Top of The records
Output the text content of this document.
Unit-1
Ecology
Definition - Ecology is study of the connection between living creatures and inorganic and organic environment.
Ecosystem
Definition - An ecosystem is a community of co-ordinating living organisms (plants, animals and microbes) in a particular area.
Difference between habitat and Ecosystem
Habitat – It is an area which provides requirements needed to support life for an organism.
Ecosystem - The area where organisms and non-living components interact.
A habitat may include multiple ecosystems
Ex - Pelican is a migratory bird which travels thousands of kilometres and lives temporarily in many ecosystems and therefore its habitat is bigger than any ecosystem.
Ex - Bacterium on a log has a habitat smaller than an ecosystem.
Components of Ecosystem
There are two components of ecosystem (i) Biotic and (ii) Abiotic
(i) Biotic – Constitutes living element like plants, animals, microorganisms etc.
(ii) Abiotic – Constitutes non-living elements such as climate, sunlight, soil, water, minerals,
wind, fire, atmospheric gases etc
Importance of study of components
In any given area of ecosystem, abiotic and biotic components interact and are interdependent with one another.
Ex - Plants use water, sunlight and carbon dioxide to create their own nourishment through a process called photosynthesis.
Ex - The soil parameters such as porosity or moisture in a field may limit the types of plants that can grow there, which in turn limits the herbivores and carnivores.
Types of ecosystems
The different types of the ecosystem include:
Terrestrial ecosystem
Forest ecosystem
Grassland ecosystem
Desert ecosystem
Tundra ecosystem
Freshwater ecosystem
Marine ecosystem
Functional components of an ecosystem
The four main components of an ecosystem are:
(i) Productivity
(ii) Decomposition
Bottom of The records
_Task statement_
Please show the lines of the material that contain the string "soil".

_Answer box_
(ii) Abiotic – Constitutes non-living elements such as climate, sunlight, soil, water, minerals,
Ex - The soil parameters such as porosity or moisture in a field may limit the types of plants that can grow there, which in turn limits the herbivores and carnivores.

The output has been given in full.